### [RECORDS SUPPLIED]
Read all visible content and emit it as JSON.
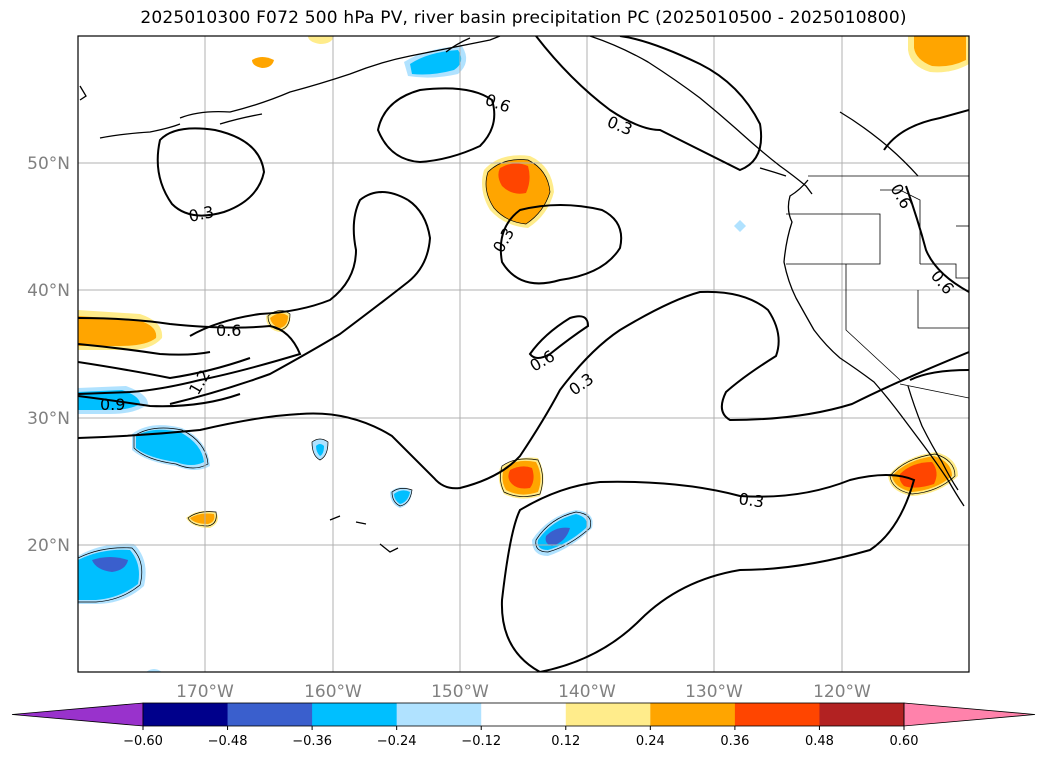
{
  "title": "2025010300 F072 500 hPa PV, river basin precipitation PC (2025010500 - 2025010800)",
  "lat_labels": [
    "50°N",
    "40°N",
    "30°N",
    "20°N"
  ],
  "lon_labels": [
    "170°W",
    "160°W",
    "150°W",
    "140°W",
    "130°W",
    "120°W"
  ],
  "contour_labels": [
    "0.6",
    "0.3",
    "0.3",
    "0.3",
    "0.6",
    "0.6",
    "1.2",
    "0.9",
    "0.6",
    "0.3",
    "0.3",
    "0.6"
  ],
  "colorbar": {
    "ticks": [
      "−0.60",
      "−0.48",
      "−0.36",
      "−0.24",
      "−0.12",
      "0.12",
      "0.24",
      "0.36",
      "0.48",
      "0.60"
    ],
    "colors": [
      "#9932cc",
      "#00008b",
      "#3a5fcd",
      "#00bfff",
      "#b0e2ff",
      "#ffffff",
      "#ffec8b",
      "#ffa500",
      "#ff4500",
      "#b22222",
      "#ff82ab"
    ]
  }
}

### [DIRECTIONS]
The pictures should not be reproduced; quote all of the other material exactly.

### [ANSWER BELOW]
Read all visible content and emit it as JSON.
{
  "title": "2025010300 F072 500 hPa PV, river basin precipitation PC (2025010500 - 2025010800)",
  "lat_labels": [
    "50°N",
    "40°N",
    "30°N",
    "20°N"
  ],
  "lon_labels": [
    "170°W",
    "160°W",
    "150°W",
    "140°W",
    "130°W",
    "120°W"
  ],
  "contour_labels": [
    "0.6",
    "0.3",
    "0.3",
    "0.3",
    "0.6",
    "0.6",
    "1.2",
    "0.9",
    "0.6",
    "0.3",
    "0.3",
    "0.6"
  ],
  "colorbar": {
    "ticks": [
      "−0.60",
      "−0.48",
      "−0.36",
      "−0.24",
      "−0.12",
      "0.12",
      "0.24",
      "0.36",
      "0.48",
      "0.60"
    ],
    "colors": [
      "#9932cc",
      "#00008b",
      "#3a5fcd",
      "#00bfff",
      "#b0e2ff",
      "#ffffff",
      "#ffec8b",
      "#ffa500",
      "#ff4500",
      "#b22222",
      "#ff82ab"
    ]
  }
}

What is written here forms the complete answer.